Description of the task:
Count every line of the material that holds the string "return". Respond with the total only.

Stored data:

## Start

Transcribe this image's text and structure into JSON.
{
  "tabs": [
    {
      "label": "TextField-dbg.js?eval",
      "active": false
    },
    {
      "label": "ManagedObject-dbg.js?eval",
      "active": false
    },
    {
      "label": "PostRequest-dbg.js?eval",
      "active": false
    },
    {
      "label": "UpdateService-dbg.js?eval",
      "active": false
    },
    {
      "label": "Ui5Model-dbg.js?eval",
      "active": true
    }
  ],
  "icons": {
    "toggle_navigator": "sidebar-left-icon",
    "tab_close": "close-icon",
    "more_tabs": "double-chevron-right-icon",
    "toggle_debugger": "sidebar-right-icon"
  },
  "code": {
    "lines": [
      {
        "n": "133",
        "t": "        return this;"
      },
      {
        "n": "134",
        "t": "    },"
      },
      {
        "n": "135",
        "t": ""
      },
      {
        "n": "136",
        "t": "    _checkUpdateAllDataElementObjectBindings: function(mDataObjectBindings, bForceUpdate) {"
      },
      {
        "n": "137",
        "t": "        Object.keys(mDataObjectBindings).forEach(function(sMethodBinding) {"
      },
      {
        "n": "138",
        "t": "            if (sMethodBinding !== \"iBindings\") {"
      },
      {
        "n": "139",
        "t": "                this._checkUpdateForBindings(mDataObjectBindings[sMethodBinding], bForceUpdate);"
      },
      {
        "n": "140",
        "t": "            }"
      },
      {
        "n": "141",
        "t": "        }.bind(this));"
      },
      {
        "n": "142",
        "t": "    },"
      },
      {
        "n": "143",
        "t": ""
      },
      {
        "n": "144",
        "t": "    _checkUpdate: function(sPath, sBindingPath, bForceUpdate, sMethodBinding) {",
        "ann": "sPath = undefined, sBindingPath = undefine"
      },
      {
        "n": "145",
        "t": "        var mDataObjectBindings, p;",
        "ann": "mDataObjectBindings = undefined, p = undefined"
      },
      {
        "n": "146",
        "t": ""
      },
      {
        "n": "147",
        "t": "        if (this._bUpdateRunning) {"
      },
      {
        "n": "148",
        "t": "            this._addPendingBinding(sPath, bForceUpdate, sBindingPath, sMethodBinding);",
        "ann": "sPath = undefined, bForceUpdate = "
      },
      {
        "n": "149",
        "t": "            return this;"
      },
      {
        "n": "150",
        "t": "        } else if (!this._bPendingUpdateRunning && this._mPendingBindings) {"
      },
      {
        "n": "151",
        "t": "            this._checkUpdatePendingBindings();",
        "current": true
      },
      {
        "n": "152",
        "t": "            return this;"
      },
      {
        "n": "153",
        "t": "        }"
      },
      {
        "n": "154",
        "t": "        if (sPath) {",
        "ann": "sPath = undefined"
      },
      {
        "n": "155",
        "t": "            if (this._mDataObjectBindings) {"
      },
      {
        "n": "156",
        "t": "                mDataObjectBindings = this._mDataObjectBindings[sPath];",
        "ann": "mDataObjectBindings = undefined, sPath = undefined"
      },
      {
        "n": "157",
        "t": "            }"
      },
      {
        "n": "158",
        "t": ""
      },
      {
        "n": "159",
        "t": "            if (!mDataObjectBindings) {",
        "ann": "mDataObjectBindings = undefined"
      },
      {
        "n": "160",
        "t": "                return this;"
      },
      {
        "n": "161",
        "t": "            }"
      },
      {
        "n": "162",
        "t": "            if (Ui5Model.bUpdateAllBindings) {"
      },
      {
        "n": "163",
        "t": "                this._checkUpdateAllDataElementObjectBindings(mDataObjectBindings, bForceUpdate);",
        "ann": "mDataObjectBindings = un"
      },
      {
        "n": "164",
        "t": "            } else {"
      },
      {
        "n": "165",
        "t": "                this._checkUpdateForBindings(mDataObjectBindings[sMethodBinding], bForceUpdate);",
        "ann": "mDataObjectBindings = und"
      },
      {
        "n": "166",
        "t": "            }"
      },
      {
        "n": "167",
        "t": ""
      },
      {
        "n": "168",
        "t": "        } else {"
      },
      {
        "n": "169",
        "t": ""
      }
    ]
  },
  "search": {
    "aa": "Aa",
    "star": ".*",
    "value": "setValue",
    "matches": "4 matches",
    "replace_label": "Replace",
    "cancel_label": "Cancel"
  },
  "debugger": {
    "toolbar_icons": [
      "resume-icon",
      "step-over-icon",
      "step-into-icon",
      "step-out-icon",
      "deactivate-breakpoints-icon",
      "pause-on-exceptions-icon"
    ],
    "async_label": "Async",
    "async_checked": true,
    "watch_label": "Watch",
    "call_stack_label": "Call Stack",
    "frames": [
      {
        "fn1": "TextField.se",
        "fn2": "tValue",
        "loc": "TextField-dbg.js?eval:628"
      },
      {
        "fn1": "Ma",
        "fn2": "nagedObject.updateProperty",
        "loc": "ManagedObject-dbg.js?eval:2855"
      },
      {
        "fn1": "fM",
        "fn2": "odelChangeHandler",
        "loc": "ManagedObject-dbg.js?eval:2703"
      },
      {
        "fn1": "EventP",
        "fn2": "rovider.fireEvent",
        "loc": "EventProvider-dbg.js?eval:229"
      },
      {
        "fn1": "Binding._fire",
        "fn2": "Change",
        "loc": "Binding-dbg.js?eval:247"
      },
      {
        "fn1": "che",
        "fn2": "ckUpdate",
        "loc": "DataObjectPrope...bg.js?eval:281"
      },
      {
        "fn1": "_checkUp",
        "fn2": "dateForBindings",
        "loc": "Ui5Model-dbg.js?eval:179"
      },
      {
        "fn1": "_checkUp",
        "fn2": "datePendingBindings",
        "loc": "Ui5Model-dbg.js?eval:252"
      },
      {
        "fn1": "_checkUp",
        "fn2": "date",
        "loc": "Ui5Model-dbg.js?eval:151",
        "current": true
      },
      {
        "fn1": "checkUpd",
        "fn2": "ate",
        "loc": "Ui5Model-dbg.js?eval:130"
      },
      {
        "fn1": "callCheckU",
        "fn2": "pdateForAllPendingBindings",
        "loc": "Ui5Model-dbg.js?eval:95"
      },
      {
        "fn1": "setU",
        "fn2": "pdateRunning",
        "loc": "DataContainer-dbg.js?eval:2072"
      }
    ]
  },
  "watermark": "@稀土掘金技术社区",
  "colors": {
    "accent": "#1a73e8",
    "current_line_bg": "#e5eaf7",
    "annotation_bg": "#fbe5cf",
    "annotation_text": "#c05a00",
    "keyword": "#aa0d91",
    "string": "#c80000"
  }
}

## End

Full output:
4